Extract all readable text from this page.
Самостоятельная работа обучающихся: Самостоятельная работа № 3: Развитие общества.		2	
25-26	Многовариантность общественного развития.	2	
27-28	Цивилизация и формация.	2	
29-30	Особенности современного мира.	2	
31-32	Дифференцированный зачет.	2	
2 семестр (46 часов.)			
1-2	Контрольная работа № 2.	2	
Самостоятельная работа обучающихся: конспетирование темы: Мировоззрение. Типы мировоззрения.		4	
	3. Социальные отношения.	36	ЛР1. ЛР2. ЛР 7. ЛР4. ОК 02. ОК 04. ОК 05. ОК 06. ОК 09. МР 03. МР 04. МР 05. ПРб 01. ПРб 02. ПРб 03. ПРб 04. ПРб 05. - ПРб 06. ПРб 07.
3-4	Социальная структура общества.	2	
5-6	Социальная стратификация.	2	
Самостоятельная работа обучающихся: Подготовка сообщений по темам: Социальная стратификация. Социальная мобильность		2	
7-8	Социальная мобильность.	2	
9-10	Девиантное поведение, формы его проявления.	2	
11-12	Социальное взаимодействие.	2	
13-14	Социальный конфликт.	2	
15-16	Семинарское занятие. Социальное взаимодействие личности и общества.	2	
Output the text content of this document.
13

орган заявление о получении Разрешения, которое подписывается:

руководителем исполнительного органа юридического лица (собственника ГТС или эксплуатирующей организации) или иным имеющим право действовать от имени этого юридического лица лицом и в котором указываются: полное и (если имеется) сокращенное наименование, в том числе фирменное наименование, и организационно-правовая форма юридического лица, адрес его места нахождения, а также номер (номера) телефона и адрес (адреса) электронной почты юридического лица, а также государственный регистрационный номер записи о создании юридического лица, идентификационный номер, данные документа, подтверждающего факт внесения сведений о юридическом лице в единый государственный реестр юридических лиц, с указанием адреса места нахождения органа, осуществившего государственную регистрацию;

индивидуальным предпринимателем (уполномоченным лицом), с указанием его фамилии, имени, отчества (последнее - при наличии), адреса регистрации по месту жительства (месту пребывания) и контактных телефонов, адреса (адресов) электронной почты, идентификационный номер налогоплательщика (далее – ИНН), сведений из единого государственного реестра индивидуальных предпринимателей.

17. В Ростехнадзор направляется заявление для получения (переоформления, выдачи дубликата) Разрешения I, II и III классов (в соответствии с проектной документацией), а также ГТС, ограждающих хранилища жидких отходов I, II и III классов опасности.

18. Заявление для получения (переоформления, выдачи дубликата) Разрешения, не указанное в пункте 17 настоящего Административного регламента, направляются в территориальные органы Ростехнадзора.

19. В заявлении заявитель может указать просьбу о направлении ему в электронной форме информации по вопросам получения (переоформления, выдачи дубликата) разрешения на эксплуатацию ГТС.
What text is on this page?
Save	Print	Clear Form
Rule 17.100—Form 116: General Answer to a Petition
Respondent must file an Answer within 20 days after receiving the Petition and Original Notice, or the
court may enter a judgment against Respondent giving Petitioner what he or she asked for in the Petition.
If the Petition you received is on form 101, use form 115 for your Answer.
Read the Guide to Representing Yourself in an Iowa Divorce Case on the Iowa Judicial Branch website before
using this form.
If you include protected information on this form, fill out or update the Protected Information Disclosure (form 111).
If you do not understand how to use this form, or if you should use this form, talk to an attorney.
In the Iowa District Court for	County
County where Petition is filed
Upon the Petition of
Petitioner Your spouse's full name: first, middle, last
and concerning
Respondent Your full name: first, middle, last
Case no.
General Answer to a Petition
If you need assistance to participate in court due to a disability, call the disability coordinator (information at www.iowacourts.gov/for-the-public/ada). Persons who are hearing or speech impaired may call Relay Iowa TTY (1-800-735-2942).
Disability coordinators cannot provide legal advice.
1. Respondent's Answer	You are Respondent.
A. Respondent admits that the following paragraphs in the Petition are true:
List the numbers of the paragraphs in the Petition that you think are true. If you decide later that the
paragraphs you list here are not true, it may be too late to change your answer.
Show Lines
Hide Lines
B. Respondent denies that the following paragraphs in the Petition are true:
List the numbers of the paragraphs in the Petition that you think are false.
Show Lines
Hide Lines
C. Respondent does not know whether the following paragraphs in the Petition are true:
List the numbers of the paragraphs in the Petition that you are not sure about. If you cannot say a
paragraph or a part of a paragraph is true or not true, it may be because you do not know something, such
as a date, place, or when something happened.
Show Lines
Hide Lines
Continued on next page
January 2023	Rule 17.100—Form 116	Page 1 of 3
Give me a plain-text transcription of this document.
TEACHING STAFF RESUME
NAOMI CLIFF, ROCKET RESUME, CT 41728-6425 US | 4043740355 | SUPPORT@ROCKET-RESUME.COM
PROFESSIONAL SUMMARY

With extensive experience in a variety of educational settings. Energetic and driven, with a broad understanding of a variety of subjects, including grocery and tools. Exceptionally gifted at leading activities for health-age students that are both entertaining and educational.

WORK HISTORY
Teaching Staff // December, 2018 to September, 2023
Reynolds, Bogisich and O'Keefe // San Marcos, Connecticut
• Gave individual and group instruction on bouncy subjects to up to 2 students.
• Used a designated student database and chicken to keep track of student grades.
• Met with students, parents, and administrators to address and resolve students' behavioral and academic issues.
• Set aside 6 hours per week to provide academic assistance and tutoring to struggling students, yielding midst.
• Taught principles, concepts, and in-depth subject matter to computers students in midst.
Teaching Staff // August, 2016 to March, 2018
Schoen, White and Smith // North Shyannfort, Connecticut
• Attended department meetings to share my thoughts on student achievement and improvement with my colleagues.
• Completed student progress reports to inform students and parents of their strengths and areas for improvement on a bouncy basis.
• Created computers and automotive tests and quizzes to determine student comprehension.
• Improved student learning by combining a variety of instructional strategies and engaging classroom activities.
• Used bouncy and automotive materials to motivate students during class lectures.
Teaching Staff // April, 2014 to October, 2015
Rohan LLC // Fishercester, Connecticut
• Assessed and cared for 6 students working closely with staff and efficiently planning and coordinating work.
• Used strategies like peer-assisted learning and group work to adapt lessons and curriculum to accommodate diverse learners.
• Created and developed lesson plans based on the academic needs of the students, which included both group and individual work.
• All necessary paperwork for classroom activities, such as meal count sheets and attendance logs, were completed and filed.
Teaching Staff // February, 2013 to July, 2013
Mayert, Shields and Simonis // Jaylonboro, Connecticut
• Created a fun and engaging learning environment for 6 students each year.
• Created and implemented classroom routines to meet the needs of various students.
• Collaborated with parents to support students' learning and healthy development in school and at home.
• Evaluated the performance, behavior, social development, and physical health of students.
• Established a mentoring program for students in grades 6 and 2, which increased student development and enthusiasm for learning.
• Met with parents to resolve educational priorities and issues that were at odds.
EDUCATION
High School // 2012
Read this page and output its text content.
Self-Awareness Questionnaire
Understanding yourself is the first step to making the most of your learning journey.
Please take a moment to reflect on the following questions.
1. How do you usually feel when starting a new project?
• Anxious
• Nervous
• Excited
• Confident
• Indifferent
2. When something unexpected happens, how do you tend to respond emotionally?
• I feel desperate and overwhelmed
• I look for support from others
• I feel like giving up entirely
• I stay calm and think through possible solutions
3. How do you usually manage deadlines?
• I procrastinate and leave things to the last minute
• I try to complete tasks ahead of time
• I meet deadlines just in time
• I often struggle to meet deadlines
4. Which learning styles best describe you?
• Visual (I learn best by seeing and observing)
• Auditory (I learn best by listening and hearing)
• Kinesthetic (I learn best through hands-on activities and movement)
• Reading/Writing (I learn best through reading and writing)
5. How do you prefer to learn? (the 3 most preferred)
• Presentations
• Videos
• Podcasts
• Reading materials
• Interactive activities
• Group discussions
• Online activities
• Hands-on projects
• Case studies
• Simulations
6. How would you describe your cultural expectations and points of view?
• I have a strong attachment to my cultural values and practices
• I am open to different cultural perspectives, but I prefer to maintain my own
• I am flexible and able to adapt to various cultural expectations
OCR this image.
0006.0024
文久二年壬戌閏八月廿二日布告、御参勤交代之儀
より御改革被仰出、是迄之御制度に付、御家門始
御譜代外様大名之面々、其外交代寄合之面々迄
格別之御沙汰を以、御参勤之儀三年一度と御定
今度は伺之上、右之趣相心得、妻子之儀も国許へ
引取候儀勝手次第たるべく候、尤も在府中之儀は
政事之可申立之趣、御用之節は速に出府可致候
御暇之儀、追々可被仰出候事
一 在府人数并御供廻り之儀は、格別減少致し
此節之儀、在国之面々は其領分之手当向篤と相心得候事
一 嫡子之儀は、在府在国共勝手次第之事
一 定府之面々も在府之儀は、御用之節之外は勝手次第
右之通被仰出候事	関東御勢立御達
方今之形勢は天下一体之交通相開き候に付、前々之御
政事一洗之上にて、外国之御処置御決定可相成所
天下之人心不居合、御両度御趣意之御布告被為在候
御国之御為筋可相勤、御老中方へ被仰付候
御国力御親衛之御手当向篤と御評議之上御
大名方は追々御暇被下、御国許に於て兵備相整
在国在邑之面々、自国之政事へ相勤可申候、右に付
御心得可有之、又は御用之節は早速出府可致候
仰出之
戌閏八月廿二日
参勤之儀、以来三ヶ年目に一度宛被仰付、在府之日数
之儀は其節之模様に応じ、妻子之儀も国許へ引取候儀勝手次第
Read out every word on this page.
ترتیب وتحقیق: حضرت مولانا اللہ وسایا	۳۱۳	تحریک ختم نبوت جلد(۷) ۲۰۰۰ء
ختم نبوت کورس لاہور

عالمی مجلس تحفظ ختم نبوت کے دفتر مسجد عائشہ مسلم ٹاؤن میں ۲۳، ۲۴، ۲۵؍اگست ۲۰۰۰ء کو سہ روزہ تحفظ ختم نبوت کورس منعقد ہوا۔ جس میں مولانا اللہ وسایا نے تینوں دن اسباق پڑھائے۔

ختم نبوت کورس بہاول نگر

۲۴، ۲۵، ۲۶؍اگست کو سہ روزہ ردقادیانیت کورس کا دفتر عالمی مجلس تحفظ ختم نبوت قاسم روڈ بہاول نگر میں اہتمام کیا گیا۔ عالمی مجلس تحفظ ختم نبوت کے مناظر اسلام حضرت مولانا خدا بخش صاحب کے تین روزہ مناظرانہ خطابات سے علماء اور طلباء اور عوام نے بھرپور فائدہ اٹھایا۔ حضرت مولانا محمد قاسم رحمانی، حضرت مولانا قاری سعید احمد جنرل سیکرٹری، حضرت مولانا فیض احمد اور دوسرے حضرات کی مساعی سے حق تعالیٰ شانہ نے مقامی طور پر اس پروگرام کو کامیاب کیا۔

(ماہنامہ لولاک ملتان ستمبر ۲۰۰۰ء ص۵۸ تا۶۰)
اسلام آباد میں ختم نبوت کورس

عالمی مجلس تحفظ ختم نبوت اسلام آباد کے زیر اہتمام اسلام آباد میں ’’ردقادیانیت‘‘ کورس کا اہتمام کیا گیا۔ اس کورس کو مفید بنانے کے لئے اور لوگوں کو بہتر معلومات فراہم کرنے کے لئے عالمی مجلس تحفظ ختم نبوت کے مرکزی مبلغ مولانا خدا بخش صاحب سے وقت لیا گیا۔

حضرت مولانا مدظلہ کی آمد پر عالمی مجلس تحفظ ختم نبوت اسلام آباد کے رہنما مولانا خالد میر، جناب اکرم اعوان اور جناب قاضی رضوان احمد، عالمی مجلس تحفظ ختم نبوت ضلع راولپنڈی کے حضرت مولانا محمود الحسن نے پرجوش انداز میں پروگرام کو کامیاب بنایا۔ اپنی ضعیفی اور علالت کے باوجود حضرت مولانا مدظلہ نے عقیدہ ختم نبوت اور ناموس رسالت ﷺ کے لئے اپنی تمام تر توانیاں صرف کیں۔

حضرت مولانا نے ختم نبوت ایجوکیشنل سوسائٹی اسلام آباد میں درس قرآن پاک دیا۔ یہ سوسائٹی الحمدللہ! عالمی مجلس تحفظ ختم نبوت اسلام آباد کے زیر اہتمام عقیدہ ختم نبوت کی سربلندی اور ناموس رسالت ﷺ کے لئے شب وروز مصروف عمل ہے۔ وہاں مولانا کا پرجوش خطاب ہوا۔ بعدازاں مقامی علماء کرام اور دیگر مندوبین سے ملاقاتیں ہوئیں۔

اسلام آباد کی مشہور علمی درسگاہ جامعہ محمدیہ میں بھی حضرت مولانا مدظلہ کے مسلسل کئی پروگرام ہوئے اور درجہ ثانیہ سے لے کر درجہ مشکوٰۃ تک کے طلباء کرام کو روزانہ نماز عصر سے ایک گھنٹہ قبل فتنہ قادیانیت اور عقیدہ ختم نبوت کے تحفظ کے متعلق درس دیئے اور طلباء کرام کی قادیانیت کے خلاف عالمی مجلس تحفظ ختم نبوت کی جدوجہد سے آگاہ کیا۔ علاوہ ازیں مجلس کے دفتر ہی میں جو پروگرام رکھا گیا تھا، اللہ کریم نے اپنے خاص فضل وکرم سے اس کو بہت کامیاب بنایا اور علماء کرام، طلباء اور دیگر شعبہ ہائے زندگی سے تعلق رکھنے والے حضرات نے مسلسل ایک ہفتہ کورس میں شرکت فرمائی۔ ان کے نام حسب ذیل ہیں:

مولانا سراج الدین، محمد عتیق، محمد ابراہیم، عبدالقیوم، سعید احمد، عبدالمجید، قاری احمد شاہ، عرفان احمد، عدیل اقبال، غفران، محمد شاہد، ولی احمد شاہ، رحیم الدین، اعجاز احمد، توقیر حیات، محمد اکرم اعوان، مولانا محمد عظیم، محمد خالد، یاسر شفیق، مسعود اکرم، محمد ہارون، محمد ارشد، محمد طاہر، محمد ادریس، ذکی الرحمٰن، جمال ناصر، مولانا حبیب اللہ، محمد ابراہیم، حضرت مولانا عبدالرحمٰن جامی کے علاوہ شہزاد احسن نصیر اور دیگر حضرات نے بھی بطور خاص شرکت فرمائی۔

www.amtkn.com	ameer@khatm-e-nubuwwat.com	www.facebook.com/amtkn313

****************

§ **REQUIRED WORK**:
Examine the entries and report how many of their lines contain the string "like", giving no more than the number.

§ **CORRECT ANSWER**:
2